• [Exercise]: Below are records; reproduce exactly the lines from the one containing "Transcribe this image's" through the end, both included, and only those.

## Start Data to process

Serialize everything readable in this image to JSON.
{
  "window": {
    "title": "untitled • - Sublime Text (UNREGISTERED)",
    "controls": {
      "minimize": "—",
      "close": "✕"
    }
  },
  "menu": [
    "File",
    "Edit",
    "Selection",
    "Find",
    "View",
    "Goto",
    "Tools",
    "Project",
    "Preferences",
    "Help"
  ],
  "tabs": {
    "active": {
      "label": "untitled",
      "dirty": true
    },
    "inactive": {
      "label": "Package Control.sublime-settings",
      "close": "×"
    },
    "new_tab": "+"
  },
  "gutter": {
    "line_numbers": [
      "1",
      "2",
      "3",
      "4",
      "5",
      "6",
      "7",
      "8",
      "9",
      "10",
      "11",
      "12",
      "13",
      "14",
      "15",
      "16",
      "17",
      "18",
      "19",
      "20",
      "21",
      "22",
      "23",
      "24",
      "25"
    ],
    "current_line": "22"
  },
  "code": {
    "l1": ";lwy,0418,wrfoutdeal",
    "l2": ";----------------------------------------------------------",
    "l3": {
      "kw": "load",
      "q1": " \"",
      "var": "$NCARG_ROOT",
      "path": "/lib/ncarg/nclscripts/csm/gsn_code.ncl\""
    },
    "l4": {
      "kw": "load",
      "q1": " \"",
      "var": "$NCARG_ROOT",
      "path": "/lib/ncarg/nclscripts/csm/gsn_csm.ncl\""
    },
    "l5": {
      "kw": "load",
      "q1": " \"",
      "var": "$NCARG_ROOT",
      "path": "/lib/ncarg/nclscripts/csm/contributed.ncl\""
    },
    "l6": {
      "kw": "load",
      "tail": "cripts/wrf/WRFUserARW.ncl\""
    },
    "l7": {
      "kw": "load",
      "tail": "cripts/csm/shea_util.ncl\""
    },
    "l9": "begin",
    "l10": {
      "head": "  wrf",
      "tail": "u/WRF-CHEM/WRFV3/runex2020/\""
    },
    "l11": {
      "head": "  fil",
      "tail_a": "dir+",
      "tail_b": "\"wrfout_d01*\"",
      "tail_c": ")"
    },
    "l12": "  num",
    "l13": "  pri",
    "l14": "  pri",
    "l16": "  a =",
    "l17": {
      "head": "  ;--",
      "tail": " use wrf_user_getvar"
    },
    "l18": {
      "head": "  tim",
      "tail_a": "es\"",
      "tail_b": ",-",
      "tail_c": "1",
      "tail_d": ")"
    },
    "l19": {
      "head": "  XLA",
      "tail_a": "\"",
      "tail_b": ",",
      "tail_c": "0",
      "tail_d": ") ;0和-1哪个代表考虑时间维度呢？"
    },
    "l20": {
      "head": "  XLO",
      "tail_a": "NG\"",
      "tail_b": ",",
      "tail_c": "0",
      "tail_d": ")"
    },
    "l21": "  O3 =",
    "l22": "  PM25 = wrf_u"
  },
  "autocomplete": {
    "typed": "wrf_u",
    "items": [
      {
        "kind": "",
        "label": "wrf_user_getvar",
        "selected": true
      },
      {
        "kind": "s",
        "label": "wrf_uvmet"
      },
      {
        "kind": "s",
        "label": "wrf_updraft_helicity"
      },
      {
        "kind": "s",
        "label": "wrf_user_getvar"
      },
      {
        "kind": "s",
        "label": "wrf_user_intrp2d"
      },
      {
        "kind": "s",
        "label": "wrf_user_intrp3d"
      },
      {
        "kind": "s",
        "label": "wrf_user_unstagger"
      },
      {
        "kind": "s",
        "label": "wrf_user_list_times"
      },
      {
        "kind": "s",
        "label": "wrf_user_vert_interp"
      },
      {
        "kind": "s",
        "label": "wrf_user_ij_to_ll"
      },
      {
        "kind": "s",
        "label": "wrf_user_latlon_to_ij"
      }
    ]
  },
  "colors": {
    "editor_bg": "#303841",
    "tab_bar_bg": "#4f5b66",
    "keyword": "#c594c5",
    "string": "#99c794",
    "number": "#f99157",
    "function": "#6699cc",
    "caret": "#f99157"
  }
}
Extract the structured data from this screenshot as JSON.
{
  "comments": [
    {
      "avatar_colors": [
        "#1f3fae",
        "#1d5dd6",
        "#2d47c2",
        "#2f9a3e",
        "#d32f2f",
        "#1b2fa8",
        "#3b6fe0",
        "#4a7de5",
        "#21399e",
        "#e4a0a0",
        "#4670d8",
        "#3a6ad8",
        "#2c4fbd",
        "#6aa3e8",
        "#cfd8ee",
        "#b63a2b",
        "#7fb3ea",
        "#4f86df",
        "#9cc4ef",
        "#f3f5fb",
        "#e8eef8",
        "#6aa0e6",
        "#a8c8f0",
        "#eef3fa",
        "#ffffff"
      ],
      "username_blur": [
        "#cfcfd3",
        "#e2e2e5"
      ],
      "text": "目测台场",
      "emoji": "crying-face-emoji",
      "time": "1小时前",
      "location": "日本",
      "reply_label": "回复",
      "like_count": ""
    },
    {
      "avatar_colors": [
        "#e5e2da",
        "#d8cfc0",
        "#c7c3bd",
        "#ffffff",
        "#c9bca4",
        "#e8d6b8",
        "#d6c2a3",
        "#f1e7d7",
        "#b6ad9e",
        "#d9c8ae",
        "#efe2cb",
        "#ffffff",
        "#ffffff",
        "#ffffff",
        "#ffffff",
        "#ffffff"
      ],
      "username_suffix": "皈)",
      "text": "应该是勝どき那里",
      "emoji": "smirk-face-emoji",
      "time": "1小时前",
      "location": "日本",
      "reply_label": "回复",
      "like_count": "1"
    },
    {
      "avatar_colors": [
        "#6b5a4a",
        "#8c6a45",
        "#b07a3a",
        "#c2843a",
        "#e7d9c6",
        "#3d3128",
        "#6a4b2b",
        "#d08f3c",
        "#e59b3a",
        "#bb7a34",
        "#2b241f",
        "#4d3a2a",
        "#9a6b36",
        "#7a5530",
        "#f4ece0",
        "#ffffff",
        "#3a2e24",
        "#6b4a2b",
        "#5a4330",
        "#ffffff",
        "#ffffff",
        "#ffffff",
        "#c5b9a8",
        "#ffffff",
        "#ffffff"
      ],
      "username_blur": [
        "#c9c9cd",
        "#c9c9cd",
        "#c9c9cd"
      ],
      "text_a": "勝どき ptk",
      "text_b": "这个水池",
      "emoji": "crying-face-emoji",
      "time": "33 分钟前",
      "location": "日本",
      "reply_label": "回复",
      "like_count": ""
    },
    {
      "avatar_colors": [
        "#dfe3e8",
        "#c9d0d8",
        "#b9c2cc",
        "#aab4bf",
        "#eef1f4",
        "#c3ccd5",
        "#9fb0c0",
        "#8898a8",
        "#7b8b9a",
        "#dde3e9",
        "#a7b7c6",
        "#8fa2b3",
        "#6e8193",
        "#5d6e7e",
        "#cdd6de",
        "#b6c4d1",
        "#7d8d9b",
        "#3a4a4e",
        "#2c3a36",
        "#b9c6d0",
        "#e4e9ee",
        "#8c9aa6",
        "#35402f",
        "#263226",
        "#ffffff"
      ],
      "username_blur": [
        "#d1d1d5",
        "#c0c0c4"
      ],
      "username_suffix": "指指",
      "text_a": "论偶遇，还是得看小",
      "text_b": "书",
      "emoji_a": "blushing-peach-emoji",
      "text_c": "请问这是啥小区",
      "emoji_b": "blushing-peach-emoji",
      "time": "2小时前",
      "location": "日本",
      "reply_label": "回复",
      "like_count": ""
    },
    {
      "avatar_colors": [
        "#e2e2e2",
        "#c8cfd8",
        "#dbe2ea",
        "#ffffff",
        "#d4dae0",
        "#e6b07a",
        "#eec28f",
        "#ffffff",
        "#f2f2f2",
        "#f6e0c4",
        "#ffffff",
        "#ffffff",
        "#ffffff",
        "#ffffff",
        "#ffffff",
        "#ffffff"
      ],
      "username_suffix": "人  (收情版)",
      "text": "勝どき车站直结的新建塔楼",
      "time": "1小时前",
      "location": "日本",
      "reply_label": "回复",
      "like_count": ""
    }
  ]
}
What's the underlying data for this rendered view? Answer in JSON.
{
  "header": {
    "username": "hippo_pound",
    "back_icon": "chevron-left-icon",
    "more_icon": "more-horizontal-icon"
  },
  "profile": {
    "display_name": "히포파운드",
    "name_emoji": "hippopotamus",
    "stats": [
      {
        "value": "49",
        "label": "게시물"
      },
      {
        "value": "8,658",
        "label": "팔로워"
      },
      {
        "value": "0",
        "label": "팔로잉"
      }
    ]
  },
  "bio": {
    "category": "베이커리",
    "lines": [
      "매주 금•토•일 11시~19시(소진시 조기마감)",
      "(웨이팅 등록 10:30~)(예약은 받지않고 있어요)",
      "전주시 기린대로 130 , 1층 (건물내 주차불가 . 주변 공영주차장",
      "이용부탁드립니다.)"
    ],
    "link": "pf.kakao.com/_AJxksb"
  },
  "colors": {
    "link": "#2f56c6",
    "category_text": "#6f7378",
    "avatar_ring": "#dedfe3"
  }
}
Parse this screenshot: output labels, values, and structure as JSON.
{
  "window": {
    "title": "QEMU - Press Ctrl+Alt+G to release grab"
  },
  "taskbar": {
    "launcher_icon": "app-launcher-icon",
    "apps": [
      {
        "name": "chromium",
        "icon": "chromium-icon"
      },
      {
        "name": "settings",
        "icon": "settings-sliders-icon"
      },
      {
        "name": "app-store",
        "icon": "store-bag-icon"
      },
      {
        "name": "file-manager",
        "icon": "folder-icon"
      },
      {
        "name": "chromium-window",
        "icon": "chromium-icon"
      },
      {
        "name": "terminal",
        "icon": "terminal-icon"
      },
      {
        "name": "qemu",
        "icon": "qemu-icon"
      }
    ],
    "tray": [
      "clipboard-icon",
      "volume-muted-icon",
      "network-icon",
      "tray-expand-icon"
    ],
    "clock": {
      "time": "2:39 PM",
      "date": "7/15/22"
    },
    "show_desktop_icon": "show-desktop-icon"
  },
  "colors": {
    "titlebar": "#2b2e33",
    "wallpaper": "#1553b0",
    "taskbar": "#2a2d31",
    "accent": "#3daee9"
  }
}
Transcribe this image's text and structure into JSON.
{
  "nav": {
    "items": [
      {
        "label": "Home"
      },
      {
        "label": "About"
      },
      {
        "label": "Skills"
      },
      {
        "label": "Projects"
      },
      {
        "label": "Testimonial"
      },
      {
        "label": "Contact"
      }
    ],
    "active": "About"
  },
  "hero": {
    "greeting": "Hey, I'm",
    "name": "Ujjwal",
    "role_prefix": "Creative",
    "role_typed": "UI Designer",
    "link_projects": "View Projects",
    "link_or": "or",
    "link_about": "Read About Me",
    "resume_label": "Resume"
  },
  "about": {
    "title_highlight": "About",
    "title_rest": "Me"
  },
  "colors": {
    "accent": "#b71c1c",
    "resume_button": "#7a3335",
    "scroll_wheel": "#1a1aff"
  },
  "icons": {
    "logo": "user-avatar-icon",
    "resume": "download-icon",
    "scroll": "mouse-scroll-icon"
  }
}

## End Data to process

• [Response for this exercise]:
Transcribe this image's text and structure into JSON.
{
  "nav": {
    "items": [
      {
        "label": "Home"
      },
      {
        "label": "About"
      },
      {
        "label": "Skills"
      },
      {
        "label": "Projects"
      },
      {
        "label": "Testimonial"
      },
      {
        "label": "Contact"
      }
    ],
    "active": "About"
  },
  "hero": {
    "greeting": "Hey, I'm",
    "name": "Ujjwal",
    "role_prefix": "Creative",
    "role_typed": "UI Designer",
    "link_projects": "View Projects",
    "link_or": "or",
    "link_about": "Read About Me",
    "resume_label": "Resume"
  },
  "about": {
    "title_highlight": "About",
    "title_rest": "Me"
  },
  "colors": {
    "accent": "#b71c1c",
    "resume_button": "#7a3335",
    "scroll_wheel": "#1a1aff"
  },
  "icons": {
    "logo": "user-avatar-icon",
    "resume": "download-icon",
    "scroll": "mouse-scroll-icon"
  }
}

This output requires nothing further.